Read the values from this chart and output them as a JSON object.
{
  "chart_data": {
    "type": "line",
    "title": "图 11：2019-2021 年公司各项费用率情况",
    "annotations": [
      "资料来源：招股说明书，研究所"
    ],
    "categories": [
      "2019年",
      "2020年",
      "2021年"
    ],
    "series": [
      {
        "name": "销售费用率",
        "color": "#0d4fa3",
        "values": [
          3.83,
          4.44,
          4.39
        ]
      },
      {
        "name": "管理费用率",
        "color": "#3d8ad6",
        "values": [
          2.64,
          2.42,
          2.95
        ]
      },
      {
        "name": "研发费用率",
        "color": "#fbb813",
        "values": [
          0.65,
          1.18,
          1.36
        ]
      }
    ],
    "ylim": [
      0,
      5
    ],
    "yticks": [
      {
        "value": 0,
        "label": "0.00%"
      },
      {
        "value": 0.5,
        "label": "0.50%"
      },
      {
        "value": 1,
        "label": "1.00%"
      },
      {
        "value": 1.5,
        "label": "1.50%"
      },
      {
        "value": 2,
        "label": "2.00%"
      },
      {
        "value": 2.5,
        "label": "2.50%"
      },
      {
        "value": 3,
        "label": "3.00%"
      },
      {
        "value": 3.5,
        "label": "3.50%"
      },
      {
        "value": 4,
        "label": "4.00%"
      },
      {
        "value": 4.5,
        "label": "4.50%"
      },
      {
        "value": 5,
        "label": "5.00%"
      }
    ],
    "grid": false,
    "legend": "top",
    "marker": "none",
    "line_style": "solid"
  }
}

**Instructions to follow**
Restate the data above word for word.

**Answer to the exercise**
Read the values from this chart and output them as a JSON object.
{
  "chart_data": {
    "type": "line",
    "title": "图 11：2019-2021 年公司各项费用率情况",
    "annotations": [
      "资料来源：招股说明书，研究所"
    ],
    "categories": [
      "2019年",
      "2020年",
      "2021年"
    ],
    "series": [
      {
        "name": "销售费用率",
        "color": "#0d4fa3",
        "values": [
          3.83,
          4.44,
          4.39
        ]
      },
      {
        "name": "管理费用率",
        "color": "#3d8ad6",
        "values": [
          2.64,
          2.42,
          2.95
        ]
      },
      {
        "name": "研发费用率",
        "color": "#fbb813",
        "values": [
          0.65,
          1.18,
          1.36
        ]
      }
    ],
    "ylim": [
      0,
      5
    ],
    "yticks": [
      {
        "value": 0,
        "label": "0.00%"
      },
      {
        "value": 0.5,
        "label": "0.50%"
      },
      {
        "value": 1,
        "label": "1.00%"
      },
      {
        "value": 1.5,
        "label": "1.50%"
      },
      {
        "value": 2,
        "label": "2.00%"
      },
      {
        "value": 2.5,
        "label": "2.50%"
      },
      {
        "value": 3,
        "label": "3.00%"
      },
      {
        "value": 3.5,
        "label": "3.50%"
      },
      {
        "value": 4,
        "label": "4.00%"
      },
      {
        "value": 4.5,
        "label": "4.50%"
      },
      {
        "value": 5,
        "label": "5.00%"
      }
    ],
    "grid": false,
    "legend": "top",
    "marker": "none",
    "line_style": "solid"
  }
}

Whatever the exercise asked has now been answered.